Instructions to follow
Write the entries below out again exactly; any picture in them stays out.

Task input
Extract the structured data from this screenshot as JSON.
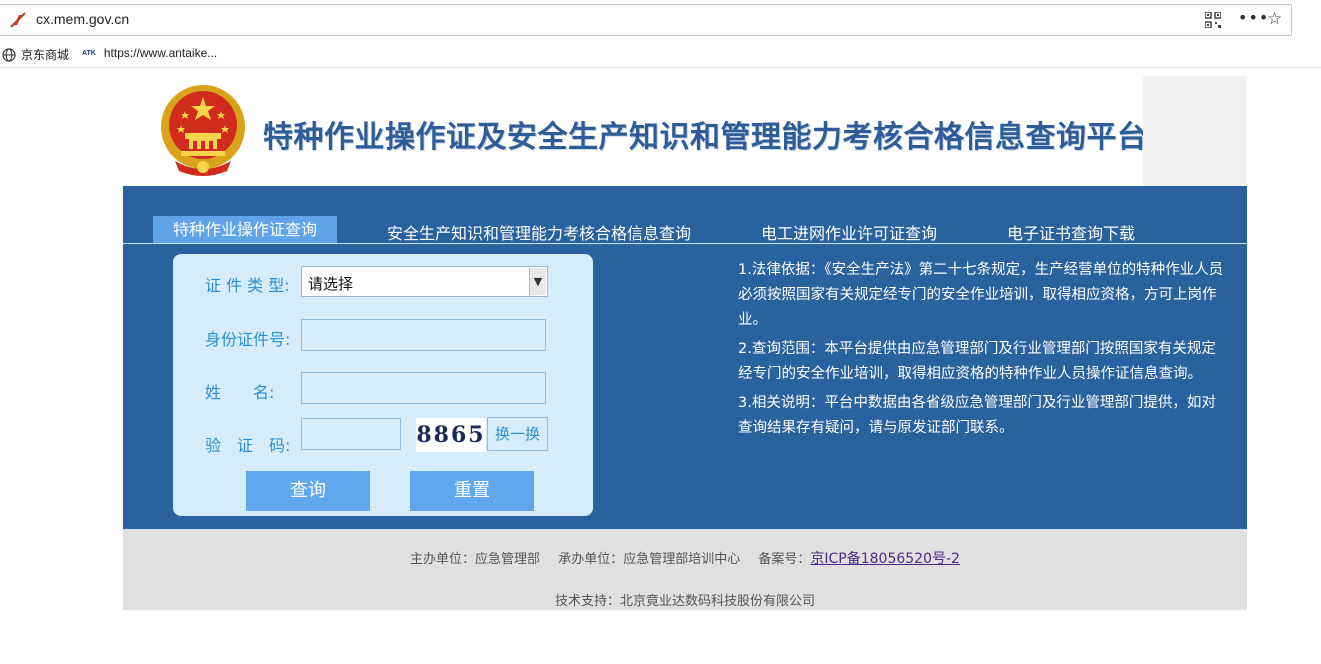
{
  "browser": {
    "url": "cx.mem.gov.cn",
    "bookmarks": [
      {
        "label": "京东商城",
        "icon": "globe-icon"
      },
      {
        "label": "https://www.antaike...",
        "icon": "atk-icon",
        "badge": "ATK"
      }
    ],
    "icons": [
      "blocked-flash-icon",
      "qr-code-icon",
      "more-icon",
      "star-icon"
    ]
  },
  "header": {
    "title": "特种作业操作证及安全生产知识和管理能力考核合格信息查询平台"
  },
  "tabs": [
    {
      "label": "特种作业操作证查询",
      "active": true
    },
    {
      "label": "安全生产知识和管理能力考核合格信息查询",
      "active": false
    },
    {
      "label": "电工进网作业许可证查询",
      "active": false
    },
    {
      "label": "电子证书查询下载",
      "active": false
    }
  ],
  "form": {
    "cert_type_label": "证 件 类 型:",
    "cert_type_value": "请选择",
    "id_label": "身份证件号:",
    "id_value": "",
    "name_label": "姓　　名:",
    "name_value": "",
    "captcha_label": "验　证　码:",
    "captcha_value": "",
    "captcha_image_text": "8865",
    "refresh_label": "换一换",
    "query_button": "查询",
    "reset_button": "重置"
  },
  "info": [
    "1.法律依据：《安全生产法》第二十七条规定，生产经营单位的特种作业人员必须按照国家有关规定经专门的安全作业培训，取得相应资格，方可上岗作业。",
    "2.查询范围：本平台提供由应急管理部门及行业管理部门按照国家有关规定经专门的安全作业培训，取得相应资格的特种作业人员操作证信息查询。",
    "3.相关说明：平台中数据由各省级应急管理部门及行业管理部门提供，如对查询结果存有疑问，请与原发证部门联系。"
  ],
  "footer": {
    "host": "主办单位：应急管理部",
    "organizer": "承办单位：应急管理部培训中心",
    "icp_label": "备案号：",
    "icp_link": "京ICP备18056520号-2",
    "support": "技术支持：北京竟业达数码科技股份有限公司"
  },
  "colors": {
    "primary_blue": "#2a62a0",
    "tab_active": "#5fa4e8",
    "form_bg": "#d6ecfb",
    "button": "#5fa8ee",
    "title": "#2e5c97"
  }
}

Exercise solution
Extract the structured data from this screenshot as JSON.
{
  "browser": {
    "url": "cx.mem.gov.cn",
    "bookmarks": [
      {
        "label": "京东商城",
        "icon": "globe-icon"
      },
      {
        "label": "https://www.antaike...",
        "icon": "atk-icon",
        "badge": "ATK"
      }
    ],
    "icons": [
      "blocked-flash-icon",
      "qr-code-icon",
      "more-icon",
      "star-icon"
    ]
  },
  "header": {
    "title": "特种作业操作证及安全生产知识和管理能力考核合格信息查询平台"
  },
  "tabs": [
    {
      "label": "特种作业操作证查询",
      "active": true
    },
    {
      "label": "安全生产知识和管理能力考核合格信息查询",
      "active": false
    },
    {
      "label": "电工进网作业许可证查询",
      "active": false
    },
    {
      "label": "电子证书查询下载",
      "active": false
    }
  ],
  "form": {
    "cert_type_label": "证 件 类 型:",
    "cert_type_value": "请选择",
    "id_label": "身份证件号:",
    "id_value": "",
    "name_label": "姓　　名:",
    "name_value": "",
    "captcha_label": "验　证　码:",
    "captcha_value": "",
    "captcha_image_text": "8865",
    "refresh_label": "换一换",
    "query_button": "查询",
    "reset_button": "重置"
  },
  "info": [
    "1.法律依据：《安全生产法》第二十七条规定，生产经营单位的特种作业人员必须按照国家有关规定经专门的安全作业培训，取得相应资格，方可上岗作业。",
    "2.查询范围：本平台提供由应急管理部门及行业管理部门按照国家有关规定经专门的安全作业培训，取得相应资格的特种作业人员操作证信息查询。",
    "3.相关说明：平台中数据由各省级应急管理部门及行业管理部门提供，如对查询结果存有疑问，请与原发证部门联系。"
  ],
  "footer": {
    "host": "主办单位：应急管理部",
    "organizer": "承办单位：应急管理部培训中心",
    "icp_label": "备案号：",
    "icp_link": "京ICP备18056520号-2",
    "support": "技术支持：北京竟业达数码科技股份有限公司"
  },
  "colors": {
    "primary_blue": "#2a62a0",
    "tab_active": "#5fa4e8",
    "form_bg": "#d6ecfb",
    "button": "#5fa8ee",
    "title": "#2e5c97"
  }
}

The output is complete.